■ **Information shown**
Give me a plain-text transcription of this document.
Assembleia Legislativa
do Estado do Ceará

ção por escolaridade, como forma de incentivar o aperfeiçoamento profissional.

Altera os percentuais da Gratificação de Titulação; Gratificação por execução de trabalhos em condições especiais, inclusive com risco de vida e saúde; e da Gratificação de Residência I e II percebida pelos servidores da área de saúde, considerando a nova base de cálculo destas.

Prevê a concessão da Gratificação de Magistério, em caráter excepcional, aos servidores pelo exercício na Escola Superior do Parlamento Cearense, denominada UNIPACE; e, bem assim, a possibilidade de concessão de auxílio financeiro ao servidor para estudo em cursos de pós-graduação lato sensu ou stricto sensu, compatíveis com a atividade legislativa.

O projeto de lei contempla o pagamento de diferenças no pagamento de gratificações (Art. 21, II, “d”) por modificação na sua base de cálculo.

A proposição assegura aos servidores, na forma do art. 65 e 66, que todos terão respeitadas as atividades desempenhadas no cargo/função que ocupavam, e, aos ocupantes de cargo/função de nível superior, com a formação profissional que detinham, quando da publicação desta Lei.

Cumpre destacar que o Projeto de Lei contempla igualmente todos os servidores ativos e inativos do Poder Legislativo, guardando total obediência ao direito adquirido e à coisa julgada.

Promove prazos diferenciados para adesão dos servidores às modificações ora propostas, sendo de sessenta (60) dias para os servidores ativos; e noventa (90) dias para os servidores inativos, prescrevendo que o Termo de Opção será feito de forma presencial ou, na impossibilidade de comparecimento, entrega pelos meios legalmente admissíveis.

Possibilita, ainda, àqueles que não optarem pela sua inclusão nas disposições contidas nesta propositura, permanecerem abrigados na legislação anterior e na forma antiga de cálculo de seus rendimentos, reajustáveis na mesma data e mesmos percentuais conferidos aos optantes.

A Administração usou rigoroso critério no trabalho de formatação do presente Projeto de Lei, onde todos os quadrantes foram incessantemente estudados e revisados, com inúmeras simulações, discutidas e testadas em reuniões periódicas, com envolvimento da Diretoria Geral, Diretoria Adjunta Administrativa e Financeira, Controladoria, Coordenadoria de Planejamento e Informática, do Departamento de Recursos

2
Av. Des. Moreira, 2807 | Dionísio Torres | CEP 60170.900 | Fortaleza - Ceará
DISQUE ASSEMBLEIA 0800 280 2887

■ **What is being asked**
Each entry above is to be set down again in exactly the same words.

■ **Exercise output**
Give me a plain-text transcription of this document.
Assembleia Legislativa
do Estado do Ceará

ção por escolaridade, como forma de incentivar o aperfeiçoamento profissional.

Altera os percentuais da Gratificação de Titulação; Gratificação por execução de trabalhos em condições especiais, inclusive com risco de vida e saúde; e da Gratificação de Residência I e II percebida pelos servidores da área de saúde, considerando a nova base de cálculo destas.

Prevê a concessão da Gratificação de Magistério, em caráter excepcional, aos servidores pelo exercício na Escola Superior do Parlamento Cearense, denominada UNIPACE; e, bem assim, a possibilidade de concessão de auxílio financeiro ao servidor para estudo em cursos de pós-graduação lato sensu ou stricto sensu, compatíveis com a atividade legislativa.

O projeto de lei contempla o pagamento de diferenças no pagamento de gratificações (Art. 21, II, “d”) por modificação na sua base de cálculo.

A proposição assegura aos servidores, na forma do art. 65 e 66, que todos terão respeitadas as atividades desempenhadas no cargo/função que ocupavam, e, aos ocupantes de cargo/função de nível superior, com a formação profissional que detinham, quando da publicação desta Lei.

Cumpre destacar que o Projeto de Lei contempla igualmente todos os servidores ativos e inativos do Poder Legislativo, guardando total obediência ao direito adquirido e à coisa julgada.

Promove prazos diferenciados para adesão dos servidores às modificações ora propostas, sendo de sessenta (60) dias para os servidores ativos; e noventa (90) dias para os servidores inativos, prescrevendo que o Termo de Opção será feito de forma presencial ou, na impossibilidade de comparecimento, entrega pelos meios legalmente admissíveis.

Possibilita, ainda, àqueles que não optarem pela sua inclusão nas disposições contidas nesta propositura, permanecerem abrigados na legislação anterior e na forma antiga de cálculo de seus rendimentos, reajustáveis na mesma data e mesmos percentuais conferidos aos optantes.

A Administração usou rigoroso critério no trabalho de formatação do presente Projeto de Lei, onde todos os quadrantes foram incessantemente estudados e revisados, com inúmeras simulações, discutidas e testadas em reuniões periódicas, com envolvimento da Diretoria Geral, Diretoria Adjunta Administrativa e Financeira, Controladoria, Coordenadoria de Planejamento e Informática, do Departamento de Recursos

2
Av. Des. Moreira, 2807 | Dionísio Torres | CEP 60170.900 | Fortaleza - Ceará
DISQUE ASSEMBLEIA 0800 280 2887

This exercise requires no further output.